What to produce:
Set down exactly the lines that run from the line with "Give me a plain-text" to the end of the data, and nothing else.

##### Given data

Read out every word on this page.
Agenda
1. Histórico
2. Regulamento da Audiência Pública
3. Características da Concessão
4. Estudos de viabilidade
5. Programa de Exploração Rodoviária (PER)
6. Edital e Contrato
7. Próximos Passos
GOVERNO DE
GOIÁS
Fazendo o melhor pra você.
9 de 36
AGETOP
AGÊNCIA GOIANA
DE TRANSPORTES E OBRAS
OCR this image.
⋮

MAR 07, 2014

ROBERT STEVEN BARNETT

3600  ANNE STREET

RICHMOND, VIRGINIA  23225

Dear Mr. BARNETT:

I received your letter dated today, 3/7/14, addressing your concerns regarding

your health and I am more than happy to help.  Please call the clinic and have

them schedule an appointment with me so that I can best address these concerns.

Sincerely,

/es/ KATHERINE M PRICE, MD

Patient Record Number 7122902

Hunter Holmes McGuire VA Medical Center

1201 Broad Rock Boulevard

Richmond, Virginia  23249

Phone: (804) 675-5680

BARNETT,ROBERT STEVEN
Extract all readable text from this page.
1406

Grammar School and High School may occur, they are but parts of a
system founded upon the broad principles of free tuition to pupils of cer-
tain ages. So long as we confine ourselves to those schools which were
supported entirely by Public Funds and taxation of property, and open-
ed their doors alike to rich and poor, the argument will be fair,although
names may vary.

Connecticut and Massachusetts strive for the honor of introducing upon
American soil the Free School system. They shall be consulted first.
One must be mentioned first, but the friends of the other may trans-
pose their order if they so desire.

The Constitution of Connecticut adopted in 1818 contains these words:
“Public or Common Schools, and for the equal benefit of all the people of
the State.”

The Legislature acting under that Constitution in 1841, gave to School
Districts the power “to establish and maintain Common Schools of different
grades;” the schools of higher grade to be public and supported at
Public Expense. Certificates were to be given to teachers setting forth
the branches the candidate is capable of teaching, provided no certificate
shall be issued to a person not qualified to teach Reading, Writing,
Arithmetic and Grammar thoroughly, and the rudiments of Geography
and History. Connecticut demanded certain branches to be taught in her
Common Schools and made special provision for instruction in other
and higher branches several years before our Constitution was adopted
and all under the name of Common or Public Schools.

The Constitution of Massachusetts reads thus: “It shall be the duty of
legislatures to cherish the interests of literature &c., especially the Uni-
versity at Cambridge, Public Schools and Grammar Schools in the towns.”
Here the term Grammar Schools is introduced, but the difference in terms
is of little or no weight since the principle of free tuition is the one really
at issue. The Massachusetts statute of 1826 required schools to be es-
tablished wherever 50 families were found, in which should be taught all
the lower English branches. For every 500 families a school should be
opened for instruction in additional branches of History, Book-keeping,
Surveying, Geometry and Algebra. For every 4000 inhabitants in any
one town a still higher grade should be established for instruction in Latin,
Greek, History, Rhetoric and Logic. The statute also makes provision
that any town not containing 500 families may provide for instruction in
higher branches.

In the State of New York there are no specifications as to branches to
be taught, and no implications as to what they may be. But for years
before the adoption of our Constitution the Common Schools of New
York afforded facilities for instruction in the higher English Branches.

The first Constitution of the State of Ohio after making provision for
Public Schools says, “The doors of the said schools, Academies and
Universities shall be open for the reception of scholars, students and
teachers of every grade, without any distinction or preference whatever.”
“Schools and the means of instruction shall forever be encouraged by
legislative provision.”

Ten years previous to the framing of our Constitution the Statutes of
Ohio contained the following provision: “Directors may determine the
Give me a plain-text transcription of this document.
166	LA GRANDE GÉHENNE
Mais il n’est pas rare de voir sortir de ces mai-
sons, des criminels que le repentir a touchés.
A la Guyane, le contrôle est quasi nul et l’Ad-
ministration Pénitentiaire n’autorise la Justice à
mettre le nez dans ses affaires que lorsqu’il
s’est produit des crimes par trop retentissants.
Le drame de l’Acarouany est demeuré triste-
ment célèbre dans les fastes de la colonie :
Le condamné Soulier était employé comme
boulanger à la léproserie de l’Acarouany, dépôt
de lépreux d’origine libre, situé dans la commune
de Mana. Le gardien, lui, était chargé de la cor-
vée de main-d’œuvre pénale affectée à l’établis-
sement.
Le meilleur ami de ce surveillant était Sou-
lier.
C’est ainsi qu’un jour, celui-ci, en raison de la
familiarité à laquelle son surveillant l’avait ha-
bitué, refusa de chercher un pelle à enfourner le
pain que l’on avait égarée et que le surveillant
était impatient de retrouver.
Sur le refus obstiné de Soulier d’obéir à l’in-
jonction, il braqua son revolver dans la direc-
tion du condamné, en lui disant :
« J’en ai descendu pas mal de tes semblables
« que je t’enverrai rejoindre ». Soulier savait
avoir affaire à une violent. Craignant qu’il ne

##########

Written reply:
Give me a plain-text transcription of this document.
166	LA GRANDE GÉHENNE
Mais il n’est pas rare de voir sortir de ces mai-
sons, des criminels que le repentir a touchés.
A la Guyane, le contrôle est quasi nul et l’Ad-
ministration Pénitentiaire n’autorise la Justice à
mettre le nez dans ses affaires que lorsqu’il
s’est produit des crimes par trop retentissants.
Le drame de l’Acarouany est demeuré triste-
ment célèbre dans les fastes de la colonie :
Le condamné Soulier était employé comme
boulanger à la léproserie de l’Acarouany, dépôt
de lépreux d’origine libre, situé dans la commune
de Mana. Le gardien, lui, était chargé de la cor-
vée de main-d’œuvre pénale affectée à l’établis-
sement.
Le meilleur ami de ce surveillant était Sou-
lier.
C’est ainsi qu’un jour, celui-ci, en raison de la
familiarité à laquelle son surveillant l’avait ha-
bitué, refusa de chercher un pelle à enfourner le
pain que l’on avait égarée et que le surveillant
était impatient de retrouver.
Sur le refus obstiné de Soulier d’obéir à l’in-
jonction, il braqua son revolver dans la direc-
tion du condamné, en lui disant :
« J’en ai descendu pas mal de tes semblables
« que je t’enverrai rejoindre ». Soulier savait
avoir affaire à une violent. Craignant qu’il ne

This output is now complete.